From the listing below, extract each entry exactly as written, minus the images.

==== EXTRACTED RECORDS ====

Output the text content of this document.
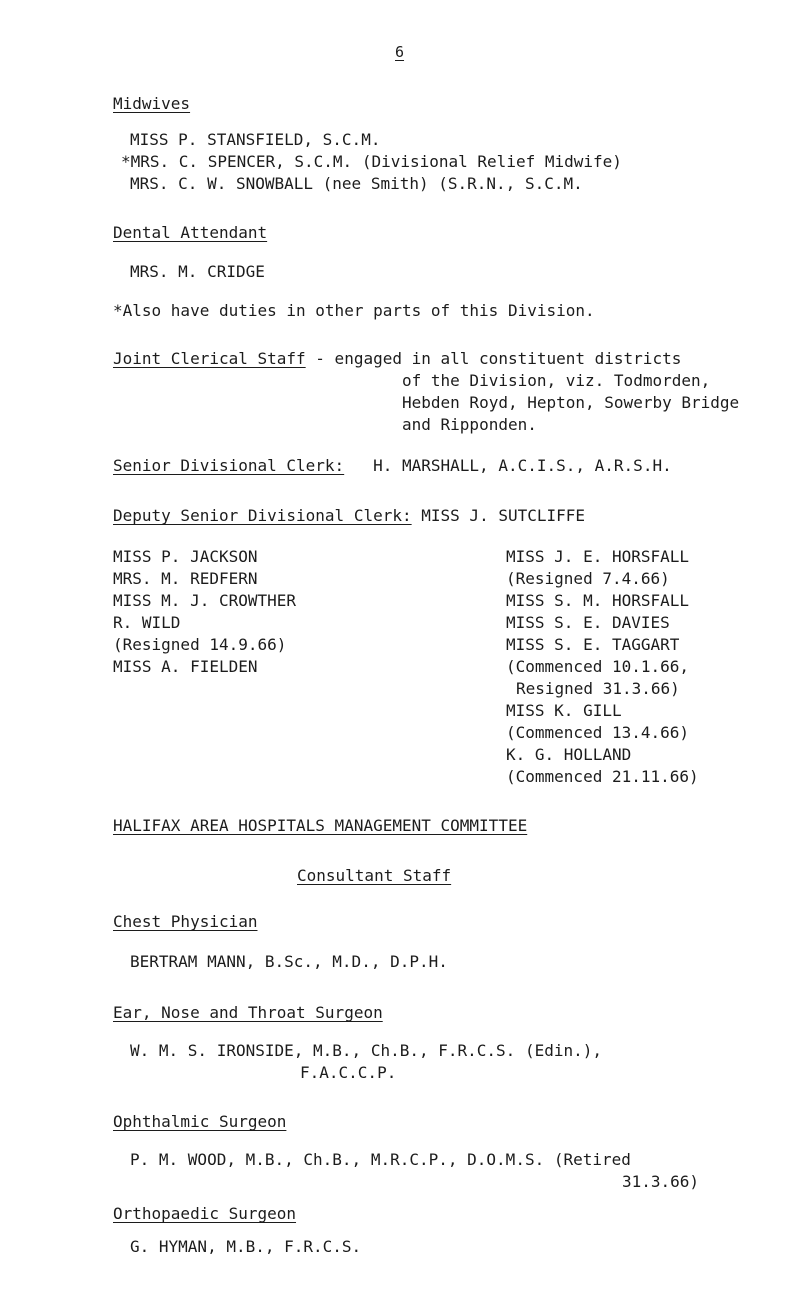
6
Midwives
MISS P. STANSFIELD, S.C.M.
*MRS. C. SPENCER, S.C.M. (Divisional Relief Midwife)
MRS. C. W. SNOWBALL (nee Smith) (S.R.N., S.C.M.
Dental Attendant
MRS. M. CRIDGE
*Also have duties in other parts of this Division.
Joint Clerical Staff - engaged in all constituent districts
of the Division, viz. Todmorden,
Hebden Royd, Hepton, Sowerby Bridge
and Ripponden.
Senior Divisional Clerk: H. MARSHALL, A.C.I.S., A.R.S.H.
Deputy Senior Divisional Clerk: MISS J. SUTCLIFFE
MISS P. JACKSON
MRS. M. REDFERN
MISS M. J. CROWTHER
R. WILD
(Resigned 14.9.66)
MISS A. FIELDEN
MISS J. E. HORSFALL
(Resigned 7.4.66)
MISS S. M. HORSFALL
MISS S. E. DAVIES
MISS S. E. TAGGART
(Commenced 10.1.66,
Resigned 31.3.66)
MISS K. GILL
(Commenced 13.4.66)
K. G. HOLLAND
(Commenced 21.11.66)
HALIFAX AREA HOSPITALS MANAGEMENT COMMITTEE
Consultant Staff
Chest Physician
BERTRAM MANN, B.Sc., M.D., D.P.H.
Ear, Nose and Throat Surgeon
W. M. S. IRONSIDE, M.B., Ch.B., F.R.C.S. (Edin.),
F.A.C.C.P.
Ophthalmic Surgeon
P. M. WOOD, M.B., Ch.B., M.R.C.P., D.O.M.S. (Retired
31.3.66)
Orthopaedic Surgeon
G. HYMAN, M.B., F.R.C.S.
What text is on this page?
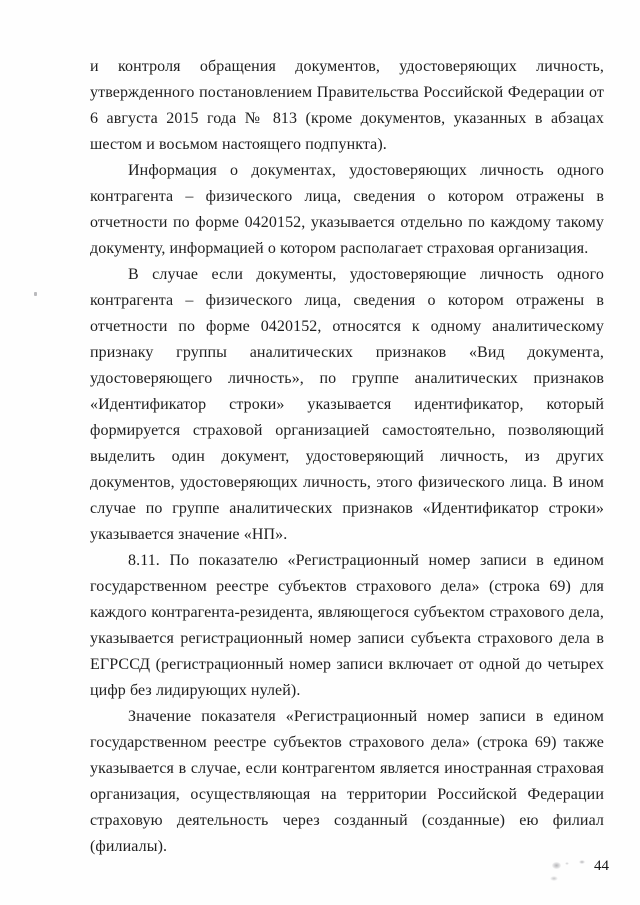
и контроля обращения документов, удостоверяющих личность, утвержденного постановлением Правительства Российской Федерации от 6 августа 2015 года № 813 (кроме документов, указанных в абзацах шестом и восьмом настоящего подпункта).

Информация о документах, удостоверяющих личность одного контрагента – физического лица, сведения о котором отражены в отчетности по форме 0420152, указывается отдельно по каждому такому документу, информацией о котором располагает страховая организация.

В случае если документы, удостоверяющие личность одного контрагента – физического лица, сведения о котором отражены в отчетности по форме 0420152, относятся к одному аналитическому признаку группы аналитических признаков «Вид документа, удостоверяющего личность», по группе аналитических признаков «Идентификатор строки» указывается идентификатор, который формируется страховой организацией самостоятельно, позволяющий выделить один документ, удостоверяющий личность, из других документов, удостоверяющих личность, этого физического лица. В ином случае по группе аналитических признаков «Идентификатор строки» указывается значение «НП».

8.11. По показателю «Регистрационный номер записи в едином государственном реестре субъектов страхового дела» (строка 69) для каждого контрагента-резидента, являющегося субъектом страхового дела, указывается регистрационный номер записи субъекта страхового дела в ЕГРССД (регистрационный номер записи включает от одной до четырех цифр без лидирующих нулей).

Значение показателя «Регистрационный номер записи в едином государственном реестре субъектов страхового дела» (строка 69) также указывается в случае, если контрагентом является иностранная страховая организация, осуществляющая на территории Российской Федерации страховую деятельность через созданный (созданные) ею филиал (филиалы).

44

====

# [SOLUTION]
Output the text content of this document.
6
Midwives
MISS P. STANSFIELD, S.C.M.
*MRS. C. SPENCER, S.C.M. (Divisional Relief Midwife)
MRS. C. W. SNOWBALL (nee Smith) (S.R.N., S.C.M.
Dental Attendant
MRS. M. CRIDGE
*Also have duties in other parts of this Division.
Joint Clerical Staff - engaged in all constituent districts
of the Division, viz. Todmorden,
Hebden Royd, Hepton, Sowerby Bridge
and Ripponden.
Senior Divisional Clerk: H. MARSHALL, A.C.I.S., A.R.S.H.
Deputy Senior Divisional Clerk: MISS J. SUTCLIFFE
MISS P. JACKSON
MRS. M. REDFERN
MISS M. J. CROWTHER
R. WILD
(Resigned 14.9.66)
MISS A. FIELDEN
MISS J. E. HORSFALL
(Resigned 7.4.66)
MISS S. M. HORSFALL
MISS S. E. DAVIES
MISS S. E. TAGGART
(Commenced 10.1.66,
Resigned 31.3.66)
MISS K. GILL
(Commenced 13.4.66)
K. G. HOLLAND
(Commenced 21.11.66)
HALIFAX AREA HOSPITALS MANAGEMENT COMMITTEE
Consultant Staff
Chest Physician
BERTRAM MANN, B.Sc., M.D., D.P.H.
Ear, Nose and Throat Surgeon
W. M. S. IRONSIDE, M.B., Ch.B., F.R.C.S. (Edin.),
F.A.C.C.P.
Ophthalmic Surgeon
P. M. WOOD, M.B., Ch.B., M.R.C.P., D.O.M.S. (Retired
31.3.66)
Orthopaedic Surgeon
G. HYMAN, M.B., F.R.C.S.
What text is on this page?
и контроля обращения документов, удостоверяющих личность, утвержденного постановлением Правительства Российской Федерации от 6 августа 2015 года № 813 (кроме документов, указанных в абзацах шестом и восьмом настоящего подпункта).

Информация о документах, удостоверяющих личность одного контрагента – физического лица, сведения о котором отражены в отчетности по форме 0420152, указывается отдельно по каждому такому документу, информацией о котором располагает страховая организация.

В случае если документы, удостоверяющие личность одного контрагента – физического лица, сведения о котором отражены в отчетности по форме 0420152, относятся к одному аналитическому признаку группы аналитических признаков «Вид документа, удостоверяющего личность», по группе аналитических признаков «Идентификатор строки» указывается идентификатор, который формируется страховой организацией самостоятельно, позволяющий выделить один документ, удостоверяющий личность, из других документов, удостоверяющих личность, этого физического лица. В ином случае по группе аналитических признаков «Идентификатор строки» указывается значение «НП».

8.11. По показателю «Регистрационный номер записи в едином государственном реестре субъектов страхового дела» (строка 69) для каждого контрагента-резидента, являющегося субъектом страхового дела, указывается регистрационный номер записи субъекта страхового дела в ЕГРССД (регистрационный номер записи включает от одной до четырех цифр без лидирующих нулей).

Значение показателя «Регистрационный номер записи в едином государственном реестре субъектов страхового дела» (строка 69) также указывается в случае, если контрагентом является иностранная страховая организация, осуществляющая на территории Российской Федерации страховую деятельность через созданный (созданные) ею филиал (филиалы).

44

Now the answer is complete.